» Quoted passage
|---|

Immortal Combat, also known as Resort to Kill is a 1994 action film directed by Dan Neira.  The plot involves an East-meets-West buddy scenario, starring martial artist Sonny Chiba, wrestler Roddy Piper, Meg Foster and Tiny Lister.

Plot
An L.A. police officer (Roddy Piper) and an exchange officer from Asia (Sonny Chiba) became good friends. They are also reincarnated Mayan warriors. When their undercover drug operation at a high-end hotel fails, they are targeted by the products of an evil corporation, HybriCo run by Quinn (Meg Foster). Foster is known for producing invincible, ninja warriors for international distribution. An unstoppable monster named Lister causes mayhem for the heroes. Deron McBee, fresh off his stint as Malibu on American Gladiators plays the final heavy "Signature Killer."  It served an excellent audition for a later role in Mortal Kombat. And it turns out, if you behead them or burn them with fire, they are not so immortal.

|---|

» Stated exercise A
In the first block of records, quote the stretch from the line containing "Decompose this screenshot" through the line containing "safety-warning: ▶ Después", both included, word for word.

|---|

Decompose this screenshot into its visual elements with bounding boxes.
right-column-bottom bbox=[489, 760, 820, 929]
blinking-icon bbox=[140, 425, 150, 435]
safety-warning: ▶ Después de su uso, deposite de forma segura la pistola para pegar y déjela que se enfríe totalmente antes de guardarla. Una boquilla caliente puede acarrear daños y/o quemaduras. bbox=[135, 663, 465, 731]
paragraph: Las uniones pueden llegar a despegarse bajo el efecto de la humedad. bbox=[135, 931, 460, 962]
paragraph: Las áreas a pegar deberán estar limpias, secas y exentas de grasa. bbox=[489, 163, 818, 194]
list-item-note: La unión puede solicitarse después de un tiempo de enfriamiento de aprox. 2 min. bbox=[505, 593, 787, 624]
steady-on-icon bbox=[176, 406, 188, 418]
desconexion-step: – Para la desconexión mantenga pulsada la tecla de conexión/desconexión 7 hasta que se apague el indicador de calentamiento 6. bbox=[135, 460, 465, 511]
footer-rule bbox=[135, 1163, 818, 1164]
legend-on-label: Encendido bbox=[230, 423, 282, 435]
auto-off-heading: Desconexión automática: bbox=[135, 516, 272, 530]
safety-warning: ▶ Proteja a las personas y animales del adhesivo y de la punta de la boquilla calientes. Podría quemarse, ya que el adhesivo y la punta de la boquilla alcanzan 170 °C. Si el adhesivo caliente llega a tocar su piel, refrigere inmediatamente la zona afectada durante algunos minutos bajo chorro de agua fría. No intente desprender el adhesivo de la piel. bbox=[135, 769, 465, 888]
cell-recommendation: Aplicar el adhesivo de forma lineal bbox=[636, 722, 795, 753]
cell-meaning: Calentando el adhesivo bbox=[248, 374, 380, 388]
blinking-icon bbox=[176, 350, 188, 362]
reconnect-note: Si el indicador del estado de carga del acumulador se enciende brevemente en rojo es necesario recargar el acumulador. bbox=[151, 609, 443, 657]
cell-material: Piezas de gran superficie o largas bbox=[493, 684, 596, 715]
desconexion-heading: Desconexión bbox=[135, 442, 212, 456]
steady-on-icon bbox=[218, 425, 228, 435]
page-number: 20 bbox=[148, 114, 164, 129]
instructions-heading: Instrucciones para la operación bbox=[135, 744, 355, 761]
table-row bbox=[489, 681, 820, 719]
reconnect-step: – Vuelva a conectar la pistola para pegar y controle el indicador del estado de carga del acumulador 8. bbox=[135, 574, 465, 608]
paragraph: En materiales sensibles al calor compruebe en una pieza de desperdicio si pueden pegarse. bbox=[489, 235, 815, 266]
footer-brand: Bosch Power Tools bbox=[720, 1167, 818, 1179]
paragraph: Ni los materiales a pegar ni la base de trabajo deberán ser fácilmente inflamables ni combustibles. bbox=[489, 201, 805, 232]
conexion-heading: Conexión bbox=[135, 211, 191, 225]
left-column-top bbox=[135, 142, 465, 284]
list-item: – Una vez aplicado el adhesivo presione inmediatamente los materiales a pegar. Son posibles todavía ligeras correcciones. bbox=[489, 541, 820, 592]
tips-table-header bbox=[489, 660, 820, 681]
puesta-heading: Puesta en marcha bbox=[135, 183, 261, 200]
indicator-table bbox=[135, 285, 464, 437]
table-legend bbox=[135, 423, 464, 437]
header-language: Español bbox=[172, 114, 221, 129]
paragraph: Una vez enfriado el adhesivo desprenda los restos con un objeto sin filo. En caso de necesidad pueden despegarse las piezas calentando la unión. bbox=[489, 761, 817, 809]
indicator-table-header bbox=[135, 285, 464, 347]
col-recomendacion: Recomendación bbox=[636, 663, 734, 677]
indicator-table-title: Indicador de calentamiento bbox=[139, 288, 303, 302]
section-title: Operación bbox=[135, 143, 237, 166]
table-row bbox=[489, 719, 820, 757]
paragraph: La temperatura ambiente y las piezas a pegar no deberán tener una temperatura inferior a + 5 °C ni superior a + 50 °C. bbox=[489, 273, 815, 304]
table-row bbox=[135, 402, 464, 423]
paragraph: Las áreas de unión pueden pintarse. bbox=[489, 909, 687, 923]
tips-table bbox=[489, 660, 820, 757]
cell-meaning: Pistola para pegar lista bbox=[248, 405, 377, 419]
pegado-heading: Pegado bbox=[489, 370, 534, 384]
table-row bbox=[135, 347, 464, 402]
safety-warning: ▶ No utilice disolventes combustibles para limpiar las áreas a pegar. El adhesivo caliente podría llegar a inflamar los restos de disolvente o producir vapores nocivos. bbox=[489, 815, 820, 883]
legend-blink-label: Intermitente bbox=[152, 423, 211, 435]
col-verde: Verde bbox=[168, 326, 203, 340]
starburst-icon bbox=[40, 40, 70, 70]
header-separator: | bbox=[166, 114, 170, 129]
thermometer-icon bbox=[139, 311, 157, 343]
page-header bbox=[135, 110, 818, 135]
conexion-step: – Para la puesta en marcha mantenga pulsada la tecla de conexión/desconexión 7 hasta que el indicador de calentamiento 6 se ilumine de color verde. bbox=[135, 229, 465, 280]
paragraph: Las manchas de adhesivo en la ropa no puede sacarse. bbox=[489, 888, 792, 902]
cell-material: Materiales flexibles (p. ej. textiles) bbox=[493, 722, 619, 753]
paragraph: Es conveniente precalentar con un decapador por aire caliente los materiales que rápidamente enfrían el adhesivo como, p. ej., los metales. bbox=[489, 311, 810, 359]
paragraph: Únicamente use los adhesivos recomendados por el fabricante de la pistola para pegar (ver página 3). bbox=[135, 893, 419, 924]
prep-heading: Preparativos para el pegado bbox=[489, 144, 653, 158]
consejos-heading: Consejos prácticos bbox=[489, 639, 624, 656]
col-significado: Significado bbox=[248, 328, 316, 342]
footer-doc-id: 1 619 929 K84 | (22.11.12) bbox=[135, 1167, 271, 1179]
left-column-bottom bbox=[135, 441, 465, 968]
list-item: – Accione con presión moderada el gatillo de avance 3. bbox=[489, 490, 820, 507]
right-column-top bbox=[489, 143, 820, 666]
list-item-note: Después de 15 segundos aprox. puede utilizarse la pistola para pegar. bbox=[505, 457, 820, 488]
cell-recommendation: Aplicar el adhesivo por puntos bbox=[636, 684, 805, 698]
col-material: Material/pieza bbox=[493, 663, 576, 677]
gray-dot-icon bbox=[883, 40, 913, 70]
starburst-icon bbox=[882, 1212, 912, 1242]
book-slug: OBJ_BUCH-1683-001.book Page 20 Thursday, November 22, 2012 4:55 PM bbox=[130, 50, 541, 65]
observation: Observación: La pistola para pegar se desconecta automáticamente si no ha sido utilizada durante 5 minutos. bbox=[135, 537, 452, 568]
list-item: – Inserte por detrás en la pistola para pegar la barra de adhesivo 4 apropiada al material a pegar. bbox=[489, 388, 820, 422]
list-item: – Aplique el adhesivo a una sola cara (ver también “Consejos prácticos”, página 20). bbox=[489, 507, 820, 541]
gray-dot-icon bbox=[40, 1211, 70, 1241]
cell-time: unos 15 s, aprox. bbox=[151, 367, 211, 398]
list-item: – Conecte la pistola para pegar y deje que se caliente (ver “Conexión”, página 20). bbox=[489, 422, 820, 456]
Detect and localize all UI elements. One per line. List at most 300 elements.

|---|

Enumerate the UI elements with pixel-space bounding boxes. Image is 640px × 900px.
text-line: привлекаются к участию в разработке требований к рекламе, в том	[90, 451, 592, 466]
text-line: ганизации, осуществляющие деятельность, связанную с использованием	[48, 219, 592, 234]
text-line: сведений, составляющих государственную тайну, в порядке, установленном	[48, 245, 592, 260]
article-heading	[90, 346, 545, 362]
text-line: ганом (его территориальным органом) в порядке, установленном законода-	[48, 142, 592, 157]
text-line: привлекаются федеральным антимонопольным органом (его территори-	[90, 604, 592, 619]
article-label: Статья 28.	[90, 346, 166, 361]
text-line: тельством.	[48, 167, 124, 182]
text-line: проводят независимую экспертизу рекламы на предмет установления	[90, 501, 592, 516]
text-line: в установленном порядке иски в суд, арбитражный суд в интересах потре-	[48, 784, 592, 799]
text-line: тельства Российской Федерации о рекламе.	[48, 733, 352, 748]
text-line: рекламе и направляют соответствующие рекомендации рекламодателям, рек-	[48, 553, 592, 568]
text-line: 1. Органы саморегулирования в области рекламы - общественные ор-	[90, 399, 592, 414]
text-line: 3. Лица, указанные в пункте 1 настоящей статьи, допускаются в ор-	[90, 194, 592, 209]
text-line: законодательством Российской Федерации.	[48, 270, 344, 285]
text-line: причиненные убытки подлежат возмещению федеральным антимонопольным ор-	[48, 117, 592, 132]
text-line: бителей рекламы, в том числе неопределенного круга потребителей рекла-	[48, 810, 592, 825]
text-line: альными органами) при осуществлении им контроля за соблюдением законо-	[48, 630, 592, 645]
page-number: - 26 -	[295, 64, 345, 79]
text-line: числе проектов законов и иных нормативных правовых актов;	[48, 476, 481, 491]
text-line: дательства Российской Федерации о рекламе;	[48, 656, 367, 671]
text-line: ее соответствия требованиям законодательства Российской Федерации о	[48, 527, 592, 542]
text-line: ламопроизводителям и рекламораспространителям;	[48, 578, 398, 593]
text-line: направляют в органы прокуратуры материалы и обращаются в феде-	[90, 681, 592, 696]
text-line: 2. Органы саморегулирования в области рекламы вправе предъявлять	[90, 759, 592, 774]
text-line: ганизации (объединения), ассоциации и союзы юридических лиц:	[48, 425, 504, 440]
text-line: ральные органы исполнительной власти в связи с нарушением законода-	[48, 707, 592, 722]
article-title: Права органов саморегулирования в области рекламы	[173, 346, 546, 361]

|---|

» Stated exercise B
According to the text on the film Immortal Combat, who directed it?

» Task result A
Decompose this screenshot into its visual elements with bounding boxes.
right-column-bottom bbox=[489, 760, 820, 929]
blinking-icon bbox=[140, 425, 150, 435]
safety-warning: ▶ Después de su uso, deposite de forma segura la pistola para pegar y déjela que se enfríe totalmente antes de guardarla. Una boquilla caliente puede acarrear daños y/o quemaduras. bbox=[135, 663, 465, 731]

» Task result B
Dan Neira